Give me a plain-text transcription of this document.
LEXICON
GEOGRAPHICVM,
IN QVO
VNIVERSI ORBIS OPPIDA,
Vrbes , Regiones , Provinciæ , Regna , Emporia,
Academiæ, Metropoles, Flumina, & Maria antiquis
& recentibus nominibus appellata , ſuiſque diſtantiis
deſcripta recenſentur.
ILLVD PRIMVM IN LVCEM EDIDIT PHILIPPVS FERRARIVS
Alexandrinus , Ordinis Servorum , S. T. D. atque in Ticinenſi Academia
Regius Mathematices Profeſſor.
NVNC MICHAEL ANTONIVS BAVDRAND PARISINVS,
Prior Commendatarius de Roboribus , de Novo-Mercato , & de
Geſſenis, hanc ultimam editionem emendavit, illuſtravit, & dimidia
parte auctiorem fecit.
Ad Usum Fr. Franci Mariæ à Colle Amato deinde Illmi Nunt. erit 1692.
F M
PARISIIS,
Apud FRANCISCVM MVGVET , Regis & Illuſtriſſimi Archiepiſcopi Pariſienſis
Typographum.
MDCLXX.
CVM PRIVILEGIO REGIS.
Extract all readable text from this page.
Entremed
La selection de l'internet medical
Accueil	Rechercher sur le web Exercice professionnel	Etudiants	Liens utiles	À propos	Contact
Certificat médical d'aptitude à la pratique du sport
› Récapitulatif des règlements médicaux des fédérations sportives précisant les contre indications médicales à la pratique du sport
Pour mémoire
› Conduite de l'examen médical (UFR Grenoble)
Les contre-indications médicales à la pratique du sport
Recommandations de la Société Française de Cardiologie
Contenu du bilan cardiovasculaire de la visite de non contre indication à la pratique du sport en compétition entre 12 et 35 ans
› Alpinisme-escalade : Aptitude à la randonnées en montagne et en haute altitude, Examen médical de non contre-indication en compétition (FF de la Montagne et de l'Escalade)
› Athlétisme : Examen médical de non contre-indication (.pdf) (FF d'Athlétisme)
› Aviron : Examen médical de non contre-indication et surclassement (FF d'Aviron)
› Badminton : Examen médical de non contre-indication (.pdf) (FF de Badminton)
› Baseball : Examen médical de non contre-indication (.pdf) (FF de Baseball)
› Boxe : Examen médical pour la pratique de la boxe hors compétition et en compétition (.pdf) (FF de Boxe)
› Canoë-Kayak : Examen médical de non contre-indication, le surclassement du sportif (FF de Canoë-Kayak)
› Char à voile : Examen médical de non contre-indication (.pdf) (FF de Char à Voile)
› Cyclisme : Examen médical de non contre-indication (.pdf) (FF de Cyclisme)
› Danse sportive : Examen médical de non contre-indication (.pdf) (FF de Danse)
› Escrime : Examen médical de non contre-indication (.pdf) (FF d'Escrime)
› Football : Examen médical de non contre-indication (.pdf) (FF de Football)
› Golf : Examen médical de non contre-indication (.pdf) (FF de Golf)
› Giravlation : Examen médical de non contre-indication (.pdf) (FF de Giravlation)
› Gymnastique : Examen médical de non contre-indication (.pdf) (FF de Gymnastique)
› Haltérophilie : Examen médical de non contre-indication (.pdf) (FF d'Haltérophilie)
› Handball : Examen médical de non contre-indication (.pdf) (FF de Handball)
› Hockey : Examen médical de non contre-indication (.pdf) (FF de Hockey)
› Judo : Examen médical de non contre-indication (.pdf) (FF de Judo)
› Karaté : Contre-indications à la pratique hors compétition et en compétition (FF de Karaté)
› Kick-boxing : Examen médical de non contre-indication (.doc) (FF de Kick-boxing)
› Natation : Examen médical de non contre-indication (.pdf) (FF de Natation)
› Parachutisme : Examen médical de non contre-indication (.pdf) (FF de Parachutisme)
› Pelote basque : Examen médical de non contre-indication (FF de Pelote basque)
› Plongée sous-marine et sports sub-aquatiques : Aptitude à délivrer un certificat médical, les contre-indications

+++

PROMPT:
Find the string "text" in the entries above and return each line that holds it.

RESULT:
Give me a plain-text transcription of this document.
Extract all readable text from this page.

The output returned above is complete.